*STUDY TEXT*:
The PayPal-offshoot Becomes a Weapon in the War Against Whistleblowers and WikiLeaks. The Palantir document notes that most well-known journalistic professionals “with a liberal bent . . .if pushed will choose professional preservation over cause, such is the mentality of most business professionals.”
WikiLeaks, the transparency organization known for publishing leaked documents that threaten the powerful, finds itself under pressure like never before, as does its editor-in-chief, Julian Assange. Now the fight to silence WikiLeaks is not only being waged by powerful government figures but also by the media, including outlets and organizations that have styled themselves as working to protect whistleblowers.
Pierre Omidyar – eBay billionaire and PayPal’s long-time owner – holds considerable sway over several journalists and organizations that once championed WikiLeaks but now work for the Omidyar-owned publication, The Intercept. Thanks to his deep ties to the U.S. government and his own long-standing efforts to undermine the organization, Omidyar is using his influence to bring renewed pressure to WikiLeaks as it continues to publish sensitive government information. However, Pierre Omidyar is not the only PayPal-linked billionaire with strong government connections and a dislike for WikiLeaks.
Part 4 - Executing the Plan
Though Palantir’s CEO at the time of the document’s release, Alex Karp, apologized for the company’s role in devising a plan to neuter WikiLeaks and spoke haughtily of the organization’s right to free speech, events that have taken place in the years since it’s release suggest this plan was never taken off the table, as Karp seemed to imply, and is currently in effect.
For instance, the plan to exploit WikiLeaks’ “security” weakness mentioned in the document was made manifest through the Obama administration’s persecution (now continued by Trump) of whistleblowers. This crackdown – for the first time – saw legitimate whistleblowers, such as Jeffrey Sterling and John Kiriakou, imprisoned in order to make examples of them. In both of those cases, Sterling and Kiriakou were convicted after allegedly revealing classified information to journalists — James Risen and Matthew Cole, respectively. Risen and Cole are both currently employed by Pierre Omidyar’s The Intercept.

*PROVIDED DATA*:
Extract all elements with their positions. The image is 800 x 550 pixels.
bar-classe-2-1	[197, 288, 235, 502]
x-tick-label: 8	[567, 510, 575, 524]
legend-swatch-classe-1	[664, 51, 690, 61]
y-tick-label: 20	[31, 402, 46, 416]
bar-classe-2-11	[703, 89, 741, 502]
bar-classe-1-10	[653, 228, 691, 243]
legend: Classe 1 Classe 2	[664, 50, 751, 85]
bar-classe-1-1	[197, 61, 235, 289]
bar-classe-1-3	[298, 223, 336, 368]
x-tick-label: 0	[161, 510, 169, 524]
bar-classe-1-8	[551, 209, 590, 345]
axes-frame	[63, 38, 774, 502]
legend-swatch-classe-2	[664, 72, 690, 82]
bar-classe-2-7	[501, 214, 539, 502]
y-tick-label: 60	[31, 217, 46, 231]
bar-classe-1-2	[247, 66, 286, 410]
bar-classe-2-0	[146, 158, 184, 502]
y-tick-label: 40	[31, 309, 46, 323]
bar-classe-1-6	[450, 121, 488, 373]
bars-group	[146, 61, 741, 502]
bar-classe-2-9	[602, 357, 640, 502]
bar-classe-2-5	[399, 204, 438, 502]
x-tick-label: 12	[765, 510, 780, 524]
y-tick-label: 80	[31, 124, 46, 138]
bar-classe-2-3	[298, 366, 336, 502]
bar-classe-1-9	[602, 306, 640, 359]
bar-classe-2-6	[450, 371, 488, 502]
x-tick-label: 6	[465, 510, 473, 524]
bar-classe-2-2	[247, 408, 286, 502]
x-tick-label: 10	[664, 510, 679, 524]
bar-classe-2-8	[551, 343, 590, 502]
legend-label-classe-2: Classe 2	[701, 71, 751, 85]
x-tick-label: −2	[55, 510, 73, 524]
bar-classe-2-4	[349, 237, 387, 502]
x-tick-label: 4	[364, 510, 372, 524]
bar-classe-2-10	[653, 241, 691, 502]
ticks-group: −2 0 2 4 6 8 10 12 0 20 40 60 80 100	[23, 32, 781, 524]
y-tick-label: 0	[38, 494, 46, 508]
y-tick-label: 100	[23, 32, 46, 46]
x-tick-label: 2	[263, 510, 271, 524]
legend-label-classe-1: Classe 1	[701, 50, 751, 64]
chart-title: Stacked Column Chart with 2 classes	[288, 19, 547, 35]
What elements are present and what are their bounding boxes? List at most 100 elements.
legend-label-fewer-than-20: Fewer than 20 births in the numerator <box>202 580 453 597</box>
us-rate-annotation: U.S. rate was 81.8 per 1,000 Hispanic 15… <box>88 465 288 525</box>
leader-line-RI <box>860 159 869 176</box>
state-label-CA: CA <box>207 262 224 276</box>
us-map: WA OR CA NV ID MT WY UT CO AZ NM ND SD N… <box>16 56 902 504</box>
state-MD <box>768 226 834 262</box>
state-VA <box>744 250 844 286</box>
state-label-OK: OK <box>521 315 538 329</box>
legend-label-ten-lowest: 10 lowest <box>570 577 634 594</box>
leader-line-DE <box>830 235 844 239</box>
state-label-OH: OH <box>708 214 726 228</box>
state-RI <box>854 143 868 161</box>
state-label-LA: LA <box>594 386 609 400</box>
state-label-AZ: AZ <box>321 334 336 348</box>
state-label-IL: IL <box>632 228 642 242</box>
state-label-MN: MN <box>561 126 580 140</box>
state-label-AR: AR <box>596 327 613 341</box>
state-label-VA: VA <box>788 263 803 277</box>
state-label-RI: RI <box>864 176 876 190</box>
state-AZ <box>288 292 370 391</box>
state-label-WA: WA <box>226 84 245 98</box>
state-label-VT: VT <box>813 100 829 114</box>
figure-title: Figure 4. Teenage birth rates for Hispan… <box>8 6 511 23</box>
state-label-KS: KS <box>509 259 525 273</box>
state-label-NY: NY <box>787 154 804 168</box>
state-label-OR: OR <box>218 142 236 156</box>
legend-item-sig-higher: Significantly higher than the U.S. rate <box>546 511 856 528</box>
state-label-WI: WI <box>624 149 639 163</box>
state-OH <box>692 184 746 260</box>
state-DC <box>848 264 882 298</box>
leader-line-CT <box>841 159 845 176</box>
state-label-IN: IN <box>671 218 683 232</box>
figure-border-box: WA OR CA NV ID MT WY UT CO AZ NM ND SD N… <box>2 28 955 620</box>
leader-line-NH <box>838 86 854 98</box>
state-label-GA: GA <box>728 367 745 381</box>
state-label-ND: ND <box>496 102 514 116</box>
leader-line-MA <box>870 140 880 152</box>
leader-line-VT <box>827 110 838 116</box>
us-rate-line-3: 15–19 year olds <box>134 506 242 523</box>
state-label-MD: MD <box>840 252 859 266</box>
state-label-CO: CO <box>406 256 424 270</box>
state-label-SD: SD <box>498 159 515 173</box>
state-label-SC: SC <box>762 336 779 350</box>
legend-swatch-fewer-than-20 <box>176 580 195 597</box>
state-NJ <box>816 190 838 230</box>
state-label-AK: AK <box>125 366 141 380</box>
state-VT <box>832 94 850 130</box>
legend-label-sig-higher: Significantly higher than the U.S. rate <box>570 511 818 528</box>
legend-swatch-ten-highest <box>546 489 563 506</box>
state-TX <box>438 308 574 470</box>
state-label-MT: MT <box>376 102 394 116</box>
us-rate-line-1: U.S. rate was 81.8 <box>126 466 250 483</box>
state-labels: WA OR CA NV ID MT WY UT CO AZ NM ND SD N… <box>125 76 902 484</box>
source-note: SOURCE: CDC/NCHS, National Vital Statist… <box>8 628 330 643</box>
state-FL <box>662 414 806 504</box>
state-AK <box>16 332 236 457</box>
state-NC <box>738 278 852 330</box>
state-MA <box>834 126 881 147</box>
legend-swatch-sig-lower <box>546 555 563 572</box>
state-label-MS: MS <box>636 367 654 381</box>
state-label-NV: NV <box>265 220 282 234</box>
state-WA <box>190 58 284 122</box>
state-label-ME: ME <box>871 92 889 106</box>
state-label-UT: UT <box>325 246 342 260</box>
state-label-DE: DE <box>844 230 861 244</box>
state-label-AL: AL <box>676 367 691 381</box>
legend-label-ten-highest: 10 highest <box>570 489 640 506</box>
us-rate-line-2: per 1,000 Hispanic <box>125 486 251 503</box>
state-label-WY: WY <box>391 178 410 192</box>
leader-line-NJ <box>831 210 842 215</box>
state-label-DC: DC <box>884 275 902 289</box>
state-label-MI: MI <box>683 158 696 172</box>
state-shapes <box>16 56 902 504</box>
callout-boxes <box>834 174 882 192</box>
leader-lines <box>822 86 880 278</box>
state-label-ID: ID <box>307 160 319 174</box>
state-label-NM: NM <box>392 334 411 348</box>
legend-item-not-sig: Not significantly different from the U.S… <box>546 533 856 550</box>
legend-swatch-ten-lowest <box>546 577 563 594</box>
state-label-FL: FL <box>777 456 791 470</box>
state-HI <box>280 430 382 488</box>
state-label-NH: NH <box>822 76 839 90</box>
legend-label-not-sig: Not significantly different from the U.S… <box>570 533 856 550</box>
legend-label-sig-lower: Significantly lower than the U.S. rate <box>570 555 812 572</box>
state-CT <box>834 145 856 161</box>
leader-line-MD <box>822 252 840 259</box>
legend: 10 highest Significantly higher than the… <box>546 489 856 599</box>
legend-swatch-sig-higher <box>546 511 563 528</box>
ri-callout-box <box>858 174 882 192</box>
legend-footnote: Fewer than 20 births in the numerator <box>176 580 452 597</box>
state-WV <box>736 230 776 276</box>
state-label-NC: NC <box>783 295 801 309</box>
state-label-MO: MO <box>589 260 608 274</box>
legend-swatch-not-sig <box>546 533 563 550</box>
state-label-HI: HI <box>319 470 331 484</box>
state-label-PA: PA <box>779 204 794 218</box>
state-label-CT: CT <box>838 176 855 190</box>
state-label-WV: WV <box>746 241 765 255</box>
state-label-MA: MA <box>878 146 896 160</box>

*EXERCISES*:
1 - In the article on Palantir and WikiLeaks, which two whistleblowers were imprisoned during the crackdown on whistleblowers?
2 - Carry on the article on Palantir and WikiLeaks from its last sentence.
The data has nothing to do with the article.

*ANSWERS FOR EACH ITEM*:
1 - Jeffrey Sterling and John Kiriakou.

2 -
Of course, the longest and harshest prison sentence was reserved for Chelsea Manning, WikiLeaks’ most well-known source, who was originally sentenced to 35 years in prison for the leaks until her sentence was commuted during Obama’s final days as president. Palantir has, as previously mentioned, contributed by helping the government track suspected and potential whistleblowers within the ranks of its employees, increasing the likelihood that anyone who tries to come forward with sensitive or classified information will be exposed and suffer major legal consequences.
There is also evidence that the “financial” weakness of WikiLeaks is again being exploited as the organization finds itself under increased pressure in response to its recent, controversial releases.
As mentioned in Part I of this series, the Freedom of the Press Foundation (FPF) — funded by Omidyar and with many of its directors on The Intercept’s payroll — voted unanimously to stop receiving donations on behalf of WikiLeaks in December, even though it had been set up primarily to help WikiLeaks circumvent the blockade that Omidyar and others oversaw. Even though Omidyar had publicly stated in 2013 that the PayPal blockade was no longer in effect, the FPF had admitted at that time that, despite Omidyar’s statement, the blockade continued. Though the situation between PayPal and WikiLeaks has remained largely unchanged since that year, the FPF’s position on the matter has changed drastically in recent months. Wikileaks has interpreted the FPF’s new position essentially denying the existence of the blockade as proof that the organization has kowtowed to political pressure.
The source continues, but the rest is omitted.